Exercise prompt >>
Scan the material for the word "screenshot", and copy each line where it shows up.
━━ Material provided
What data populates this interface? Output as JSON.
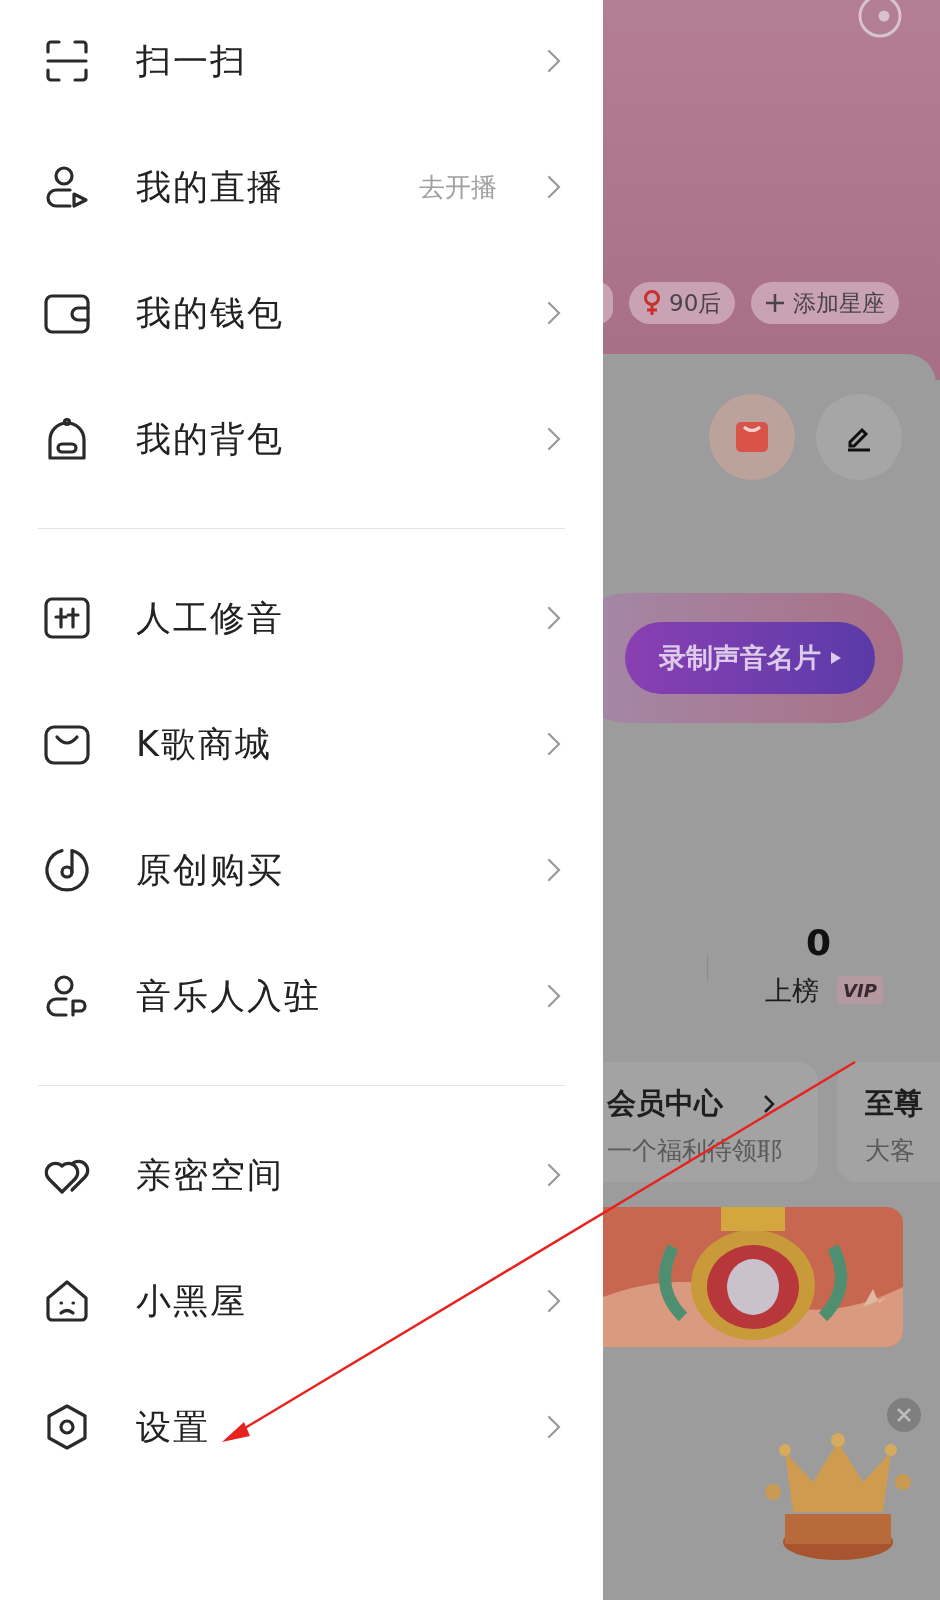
{
  "menu_groups": [
    {
      "items": [
        {
          "kind": "scan",
          "label": "扫一扫"
        },
        {
          "kind": "live",
          "label": "我的直播",
          "hint": "去开播"
        },
        {
          "kind": "wallet",
          "label": "我的钱包"
        },
        {
          "kind": "backpack",
          "label": "我的背包"
        }
      ]
    },
    {
      "items": [
        {
          "kind": "tuning",
          "label": "人工修音"
        },
        {
          "kind": "shop",
          "label": "K歌商城"
        },
        {
          "kind": "disc",
          "label": "原创购买"
        },
        {
          "kind": "musician",
          "label": "音乐人入驻"
        }
      ]
    },
    {
      "items": [
        {
          "kind": "hearts",
          "label": "亲密空间"
        },
        {
          "kind": "house",
          "label": "小黑屋"
        },
        {
          "kind": "settings",
          "label": "设置"
        }
      ]
    }
  ],
  "profile_tags": [
    {
      "kind": "gender",
      "label": "90后"
    },
    {
      "kind": "add",
      "label": "添加星座"
    }
  ],
  "record_button": {
    "label": "录制声音名片"
  },
  "stat": {
    "value": "0",
    "label": "上榜",
    "badge": "VIP"
  },
  "cards": [
    {
      "title": "会员中心",
      "subtitle": "一个福利待领耶"
    },
    {
      "title": "至尊",
      "subtitle": "大客"
    }
  ]
}
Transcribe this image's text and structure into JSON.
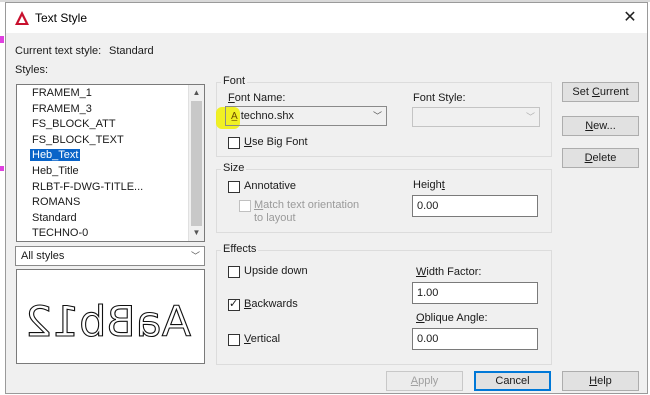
{
  "window": {
    "title": "Text Style"
  },
  "current_style": {
    "label": "Current text style:",
    "value": "Standard"
  },
  "styles": {
    "label": "Styles:",
    "items": [
      "FRAMEM_1",
      "FRAMEM_3",
      "FS_BLOCK_ATT",
      "FS_BLOCK_TEXT",
      "Heb_Text",
      "Heb_Title",
      "RLBT-F-DWG-TITLE...",
      "ROMANS",
      "Standard",
      "TECHNO-0"
    ],
    "selected": "Heb_Text"
  },
  "filter": {
    "value": "All styles"
  },
  "preview": {
    "text": "AaBb12"
  },
  "font": {
    "group": "Font",
    "name_label": "Font Name:",
    "name_value": "techno.shx",
    "style_label": "Font Style:",
    "style_value": "",
    "big_font_label": "Use Big Font",
    "big_font_checked": false
  },
  "size": {
    "group": "Size",
    "annotative_label": "Annotative",
    "annotative_checked": false,
    "match_label_1": "Match text orientation",
    "match_label_2": "to layout",
    "height_label": "Height",
    "height_value": "0.00"
  },
  "effects": {
    "group": "Effects",
    "upside_down_label": "Upside down",
    "upside_down_checked": false,
    "backwards_label": "Backwards",
    "backwards_checked": true,
    "vertical_label": "Vertical",
    "vertical_checked": false,
    "width_factor_label": "Width Factor:",
    "width_factor_value": "1.00",
    "oblique_label": "Oblique Angle:",
    "oblique_value": "0.00"
  },
  "buttons": {
    "set_current": "Set Current",
    "new": "New...",
    "delete": "Delete",
    "apply": "Apply",
    "cancel": "Cancel",
    "help": "Help"
  },
  "colors": {
    "selection": "#0a64c8",
    "highlight": "#f0f000",
    "app_icon": "#c8102e"
  },
  "icons": {
    "app": "autocad-icon",
    "font_type": "shx-font-icon",
    "close": "close-icon",
    "check": "checkmark-icon"
  }
}
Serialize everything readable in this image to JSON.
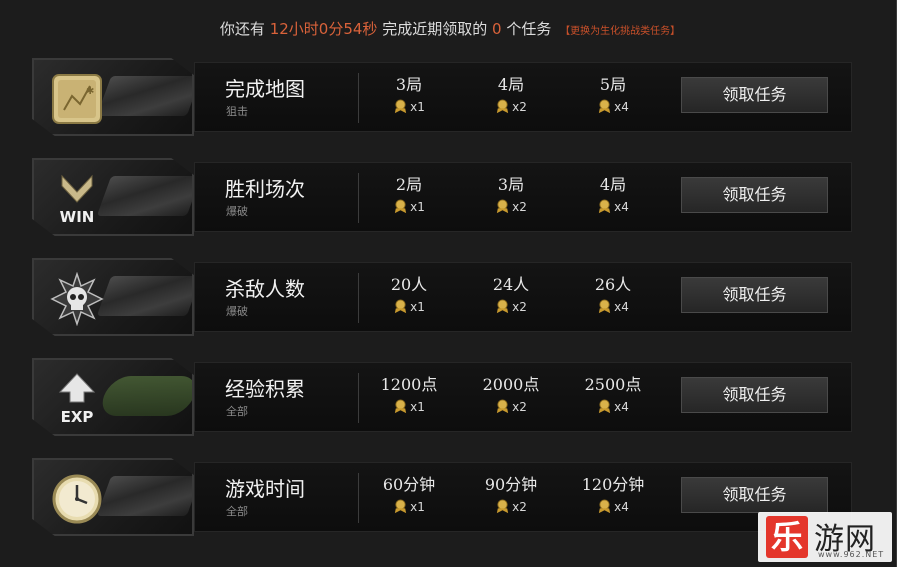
{
  "header": {
    "prefix": "你还有",
    "time_left": "12小时0分54秒",
    "middle": "完成近期领取的",
    "count": "0",
    "suffix": "个任务",
    "switch_link": "【更换为生化挑战类任务】"
  },
  "accent_color": "#d9623a",
  "tasks": [
    {
      "title": "完成地图",
      "mode": "狙击",
      "icon": "map-icon",
      "tiers": [
        {
          "req": "3局",
          "reward": "x1"
        },
        {
          "req": "4局",
          "reward": "x2"
        },
        {
          "req": "5局",
          "reward": "x4"
        }
      ],
      "button": "领取任务"
    },
    {
      "title": "胜利场次",
      "mode": "爆破",
      "icon": "win-icon",
      "icon_text": "WIN",
      "tiers": [
        {
          "req": "2局",
          "reward": "x1"
        },
        {
          "req": "3局",
          "reward": "x2"
        },
        {
          "req": "4局",
          "reward": "x4"
        }
      ],
      "button": "领取任务"
    },
    {
      "title": "杀敌人数",
      "mode": "爆破",
      "icon": "skull-icon",
      "tiers": [
        {
          "req": "20人",
          "reward": "x1"
        },
        {
          "req": "24人",
          "reward": "x2"
        },
        {
          "req": "26人",
          "reward": "x4"
        }
      ],
      "button": "领取任务"
    },
    {
      "title": "经验积累",
      "mode": "全部",
      "icon": "exp-icon",
      "icon_text": "EXP",
      "tiers": [
        {
          "req": "1200点",
          "reward": "x1"
        },
        {
          "req": "2000点",
          "reward": "x2"
        },
        {
          "req": "2500点",
          "reward": "x4"
        }
      ],
      "button": "领取任务"
    },
    {
      "title": "游戏时间",
      "mode": "全部",
      "icon": "clock-icon",
      "tiers": [
        {
          "req": "60分钟",
          "reward": "x1"
        },
        {
          "req": "90分钟",
          "reward": "x2"
        },
        {
          "req": "120分钟",
          "reward": "x4"
        }
      ],
      "button": "领取任务"
    }
  ],
  "watermark": {
    "mark": "乐",
    "name": "游网",
    "url": "www.962.NET"
  }
}
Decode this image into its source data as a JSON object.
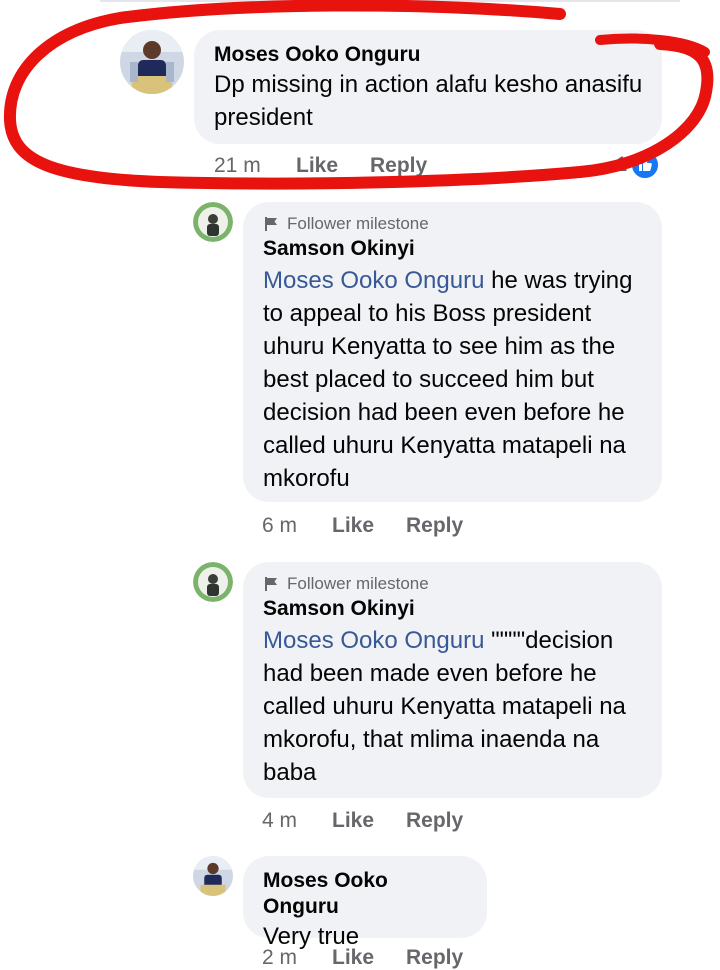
{
  "comments": [
    {
      "author": "Moses Ooko Onguru",
      "text": "Dp missing in action alafu kesho anasifu president",
      "time": "21 m",
      "like_label": "Like",
      "reply_label": "Reply",
      "reaction_count": "1",
      "reaction_icon": "thumbs-up-icon"
    },
    {
      "badge": "Follower milestone",
      "author": "Samson Okinyi",
      "mention": "Moses Ooko Onguru",
      "text": " he was trying to appeal to his Boss president uhuru Kenyatta to see him as the best placed to succeed him but decision had been even before he called uhuru Kenyatta matapeli na mkorofu",
      "time": "6 m",
      "like_label": "Like",
      "reply_label": "Reply"
    },
    {
      "badge": "Follower milestone",
      "author": "Samson Okinyi",
      "mention": "Moses Ooko Onguru",
      "text": " \"\"\"\"decision had been made even before he called uhuru Kenyatta matapeli na mkorofu, that mlima inaenda na baba",
      "time": "4 m",
      "like_label": "Like",
      "reply_label": "Reply"
    },
    {
      "author": "Moses Ooko Onguru",
      "text": "Very true",
      "time": "2 m",
      "like_label": "Like",
      "reply_label": "Reply"
    }
  ],
  "colors": {
    "bubble": "#f0f2f5",
    "mention": "#385898",
    "meta": "#65676b",
    "like_blue": "#1877f2",
    "annotation_red": "#e8120f"
  }
}
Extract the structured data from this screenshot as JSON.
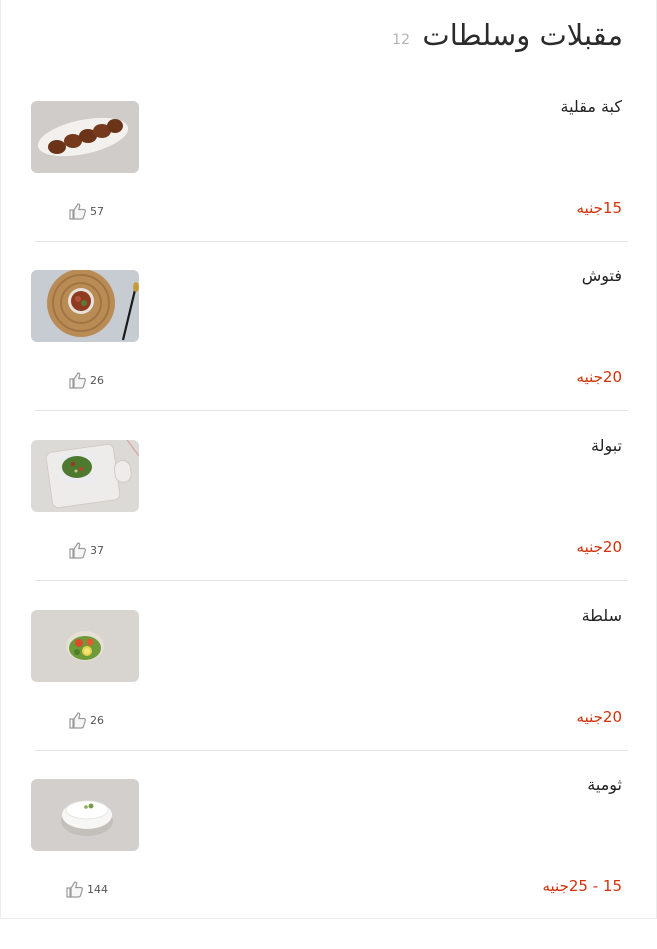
{
  "category": {
    "title": "مقبلات وسلطات",
    "count": "12"
  },
  "items": [
    {
      "name": "كبة مقلية",
      "price": "15جنيه",
      "likes": "57",
      "image": "fried-kibbeh-photo"
    },
    {
      "name": "فتوش",
      "price": "20جنيه",
      "likes": "26",
      "image": "fattoush-photo"
    },
    {
      "name": "تبولة",
      "price": "20جنيه",
      "likes": "37",
      "image": "tabbouleh-photo"
    },
    {
      "name": "سلطة",
      "price": "20جنيه",
      "likes": "26",
      "image": "salad-photo"
    },
    {
      "name": "ثومية",
      "price": "15 - 25جنيه",
      "likes": "144",
      "image": "toumieh-photo"
    }
  ],
  "colors": {
    "price": "#d2310a",
    "title": "#2b2b2b",
    "count": "#b4b4b4",
    "divider": "#e4e4e4"
  },
  "icons": {
    "like": "thumbs-up-icon"
  }
}
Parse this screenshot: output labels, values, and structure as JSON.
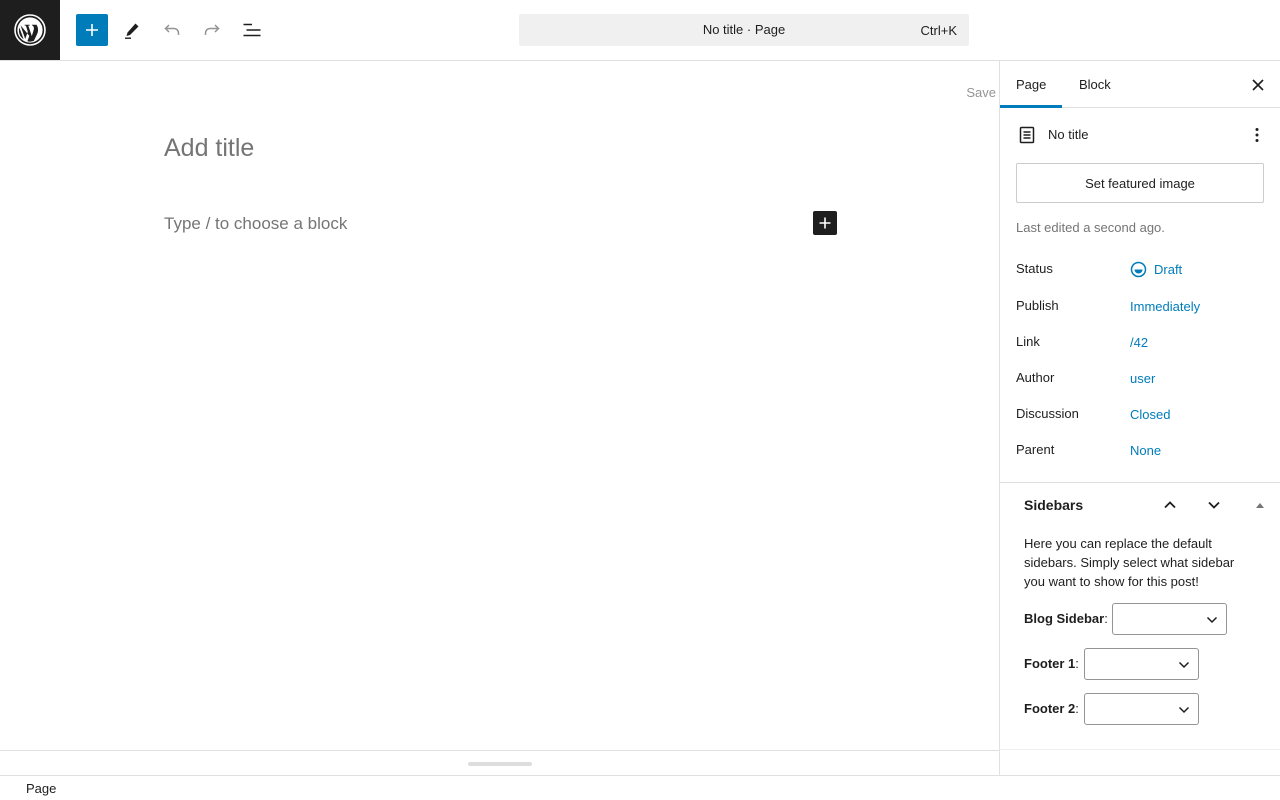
{
  "header": {
    "command_title": "No title · Page",
    "command_shortcut": "Ctrl+K"
  },
  "icons": {
    "logo": "wordpress-logo-icon",
    "add": "plus-icon",
    "edit": "pencil-icon",
    "undo": "undo-icon",
    "redo": "redo-icon",
    "list_view": "list-view-icon",
    "close": "close-icon",
    "document": "document-icon",
    "menu": "vertical-ellipsis-icon",
    "draft": "draft-status-icon",
    "chevron_up": "chevron-up-icon",
    "chevron_down": "chevron-down-icon",
    "toggle": "triangle-up-icon"
  },
  "editor": {
    "save_label": "Save",
    "title_placeholder": "Add title",
    "block_placeholder": "Type / to choose a block"
  },
  "footer": {
    "breadcrumb": "Page"
  },
  "sidebar": {
    "tabs": [
      {
        "label": "Page",
        "active": true
      },
      {
        "label": "Block",
        "active": false
      }
    ],
    "doc_title": "No title",
    "featured_image_label": "Set featured image",
    "last_edited": "Last edited a second ago.",
    "properties": [
      {
        "label": "Status",
        "value": "Draft"
      },
      {
        "label": "Publish",
        "value": "Immediately"
      },
      {
        "label": "Link",
        "value": "/42"
      },
      {
        "label": "Author",
        "value": "user"
      },
      {
        "label": "Discussion",
        "value": "Closed"
      },
      {
        "label": "Parent",
        "value": "None"
      }
    ],
    "metabox": {
      "title": "Sidebars",
      "description": "Here you can replace the default sidebars. Simply select what sidebar you want to show for this post!",
      "selects": [
        {
          "label": "Blog Sidebar",
          "value": ""
        },
        {
          "label": "Footer 1",
          "value": ""
        },
        {
          "label": "Footer 2",
          "value": ""
        }
      ]
    }
  },
  "colors": {
    "accent": "#007cba",
    "dark": "#1e1e1e",
    "muted": "#757575"
  }
}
━━━━
Solution to this task >>
Extract the structured data from this screenshot as JSON.
Parse this screenshot: output labels, values, and structure as JSON.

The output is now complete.